* START Material for this exercise *
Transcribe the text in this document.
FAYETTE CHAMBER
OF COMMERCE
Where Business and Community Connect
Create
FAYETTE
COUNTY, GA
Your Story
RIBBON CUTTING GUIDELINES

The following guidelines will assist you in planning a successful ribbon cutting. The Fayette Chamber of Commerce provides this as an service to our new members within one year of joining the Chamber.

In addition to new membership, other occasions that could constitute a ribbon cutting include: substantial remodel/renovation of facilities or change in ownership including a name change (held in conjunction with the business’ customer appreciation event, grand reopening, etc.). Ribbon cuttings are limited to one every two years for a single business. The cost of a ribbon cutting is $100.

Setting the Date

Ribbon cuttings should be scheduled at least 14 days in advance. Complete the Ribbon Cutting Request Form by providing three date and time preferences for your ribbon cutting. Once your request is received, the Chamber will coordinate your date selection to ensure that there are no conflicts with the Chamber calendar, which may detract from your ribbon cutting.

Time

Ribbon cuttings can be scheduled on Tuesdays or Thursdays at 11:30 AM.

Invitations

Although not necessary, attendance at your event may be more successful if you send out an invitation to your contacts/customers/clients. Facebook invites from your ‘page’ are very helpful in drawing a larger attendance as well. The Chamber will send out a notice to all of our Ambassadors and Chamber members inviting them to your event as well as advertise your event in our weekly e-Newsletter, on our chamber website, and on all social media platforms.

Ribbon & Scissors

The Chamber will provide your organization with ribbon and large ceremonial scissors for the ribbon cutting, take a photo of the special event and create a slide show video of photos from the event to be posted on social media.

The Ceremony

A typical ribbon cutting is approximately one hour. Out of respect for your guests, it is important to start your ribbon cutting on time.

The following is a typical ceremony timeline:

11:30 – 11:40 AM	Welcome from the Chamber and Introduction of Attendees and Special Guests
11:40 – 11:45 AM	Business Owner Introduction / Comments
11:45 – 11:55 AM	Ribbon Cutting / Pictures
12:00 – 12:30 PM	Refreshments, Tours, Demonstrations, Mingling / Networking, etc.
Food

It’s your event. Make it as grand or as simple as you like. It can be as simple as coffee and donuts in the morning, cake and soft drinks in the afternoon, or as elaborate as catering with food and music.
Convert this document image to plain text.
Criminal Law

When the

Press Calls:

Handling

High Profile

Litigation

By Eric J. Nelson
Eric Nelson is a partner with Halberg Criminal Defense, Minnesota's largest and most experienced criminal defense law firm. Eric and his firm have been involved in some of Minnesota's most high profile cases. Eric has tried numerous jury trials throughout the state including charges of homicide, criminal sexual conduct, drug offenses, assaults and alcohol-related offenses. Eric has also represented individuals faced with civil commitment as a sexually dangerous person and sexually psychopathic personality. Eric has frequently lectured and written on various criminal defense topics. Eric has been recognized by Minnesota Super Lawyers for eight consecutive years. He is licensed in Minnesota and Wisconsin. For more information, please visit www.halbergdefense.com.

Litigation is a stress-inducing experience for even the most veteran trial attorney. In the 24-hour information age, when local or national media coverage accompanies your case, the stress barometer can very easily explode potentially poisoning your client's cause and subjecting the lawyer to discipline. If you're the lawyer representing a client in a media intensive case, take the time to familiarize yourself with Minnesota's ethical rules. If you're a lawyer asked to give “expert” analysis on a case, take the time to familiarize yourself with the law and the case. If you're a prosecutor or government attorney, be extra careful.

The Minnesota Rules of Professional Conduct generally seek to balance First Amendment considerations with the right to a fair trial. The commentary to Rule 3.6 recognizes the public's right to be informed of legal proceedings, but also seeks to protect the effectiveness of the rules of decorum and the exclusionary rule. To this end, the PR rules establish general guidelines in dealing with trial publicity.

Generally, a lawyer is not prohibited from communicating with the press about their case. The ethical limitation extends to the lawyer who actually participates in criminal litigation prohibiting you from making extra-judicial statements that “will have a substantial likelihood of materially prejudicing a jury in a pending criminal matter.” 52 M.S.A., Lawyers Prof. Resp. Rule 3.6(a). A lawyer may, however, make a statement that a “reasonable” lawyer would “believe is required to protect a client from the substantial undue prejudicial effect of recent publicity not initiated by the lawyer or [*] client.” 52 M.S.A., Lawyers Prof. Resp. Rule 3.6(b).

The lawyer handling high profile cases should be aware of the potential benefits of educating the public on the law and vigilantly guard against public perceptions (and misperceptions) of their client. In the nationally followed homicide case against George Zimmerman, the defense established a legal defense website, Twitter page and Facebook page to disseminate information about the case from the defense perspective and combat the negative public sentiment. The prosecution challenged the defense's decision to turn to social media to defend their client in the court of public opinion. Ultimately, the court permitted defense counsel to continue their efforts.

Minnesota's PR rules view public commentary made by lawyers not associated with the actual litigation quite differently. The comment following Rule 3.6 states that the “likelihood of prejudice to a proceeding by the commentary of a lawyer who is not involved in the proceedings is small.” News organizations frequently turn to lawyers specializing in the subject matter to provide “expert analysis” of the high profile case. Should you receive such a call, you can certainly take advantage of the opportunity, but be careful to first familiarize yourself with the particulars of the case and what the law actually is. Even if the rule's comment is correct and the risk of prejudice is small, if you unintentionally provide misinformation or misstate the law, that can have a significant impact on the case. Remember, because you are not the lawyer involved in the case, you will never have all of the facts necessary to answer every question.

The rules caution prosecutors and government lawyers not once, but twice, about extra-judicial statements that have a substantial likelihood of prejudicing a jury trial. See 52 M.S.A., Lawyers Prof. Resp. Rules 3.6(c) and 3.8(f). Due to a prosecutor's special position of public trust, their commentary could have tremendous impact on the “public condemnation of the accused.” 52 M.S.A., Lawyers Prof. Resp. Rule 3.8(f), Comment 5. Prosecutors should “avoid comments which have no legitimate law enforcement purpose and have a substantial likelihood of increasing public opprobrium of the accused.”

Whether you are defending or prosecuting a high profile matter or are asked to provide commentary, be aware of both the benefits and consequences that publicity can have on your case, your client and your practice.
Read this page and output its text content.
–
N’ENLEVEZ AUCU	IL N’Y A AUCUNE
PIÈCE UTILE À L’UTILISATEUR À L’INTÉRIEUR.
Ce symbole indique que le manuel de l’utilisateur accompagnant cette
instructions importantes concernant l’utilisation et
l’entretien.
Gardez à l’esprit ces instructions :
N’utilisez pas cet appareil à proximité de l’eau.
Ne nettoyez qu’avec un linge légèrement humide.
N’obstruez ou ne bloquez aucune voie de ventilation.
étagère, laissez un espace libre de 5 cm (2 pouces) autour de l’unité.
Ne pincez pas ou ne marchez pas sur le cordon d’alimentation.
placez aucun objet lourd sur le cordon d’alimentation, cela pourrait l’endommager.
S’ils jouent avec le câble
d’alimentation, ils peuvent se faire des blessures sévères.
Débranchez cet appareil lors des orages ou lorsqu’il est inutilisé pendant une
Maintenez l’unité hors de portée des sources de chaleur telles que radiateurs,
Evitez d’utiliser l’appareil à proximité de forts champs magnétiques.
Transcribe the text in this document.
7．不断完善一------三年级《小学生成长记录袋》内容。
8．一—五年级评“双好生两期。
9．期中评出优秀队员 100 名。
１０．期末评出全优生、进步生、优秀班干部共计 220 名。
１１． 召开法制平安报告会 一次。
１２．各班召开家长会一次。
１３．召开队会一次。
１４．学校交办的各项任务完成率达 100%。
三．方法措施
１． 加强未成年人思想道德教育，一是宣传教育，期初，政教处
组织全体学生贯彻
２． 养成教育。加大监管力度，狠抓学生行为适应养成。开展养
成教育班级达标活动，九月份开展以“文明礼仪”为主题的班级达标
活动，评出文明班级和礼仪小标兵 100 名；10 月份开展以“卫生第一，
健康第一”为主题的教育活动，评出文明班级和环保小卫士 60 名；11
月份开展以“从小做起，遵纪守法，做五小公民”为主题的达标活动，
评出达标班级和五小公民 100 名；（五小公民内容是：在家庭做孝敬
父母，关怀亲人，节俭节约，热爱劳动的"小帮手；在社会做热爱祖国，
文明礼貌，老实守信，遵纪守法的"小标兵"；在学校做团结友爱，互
* END Material for this exercise *
Task directions:
Find every line containing the word "unité", then give the total and nothing more.

Result:
2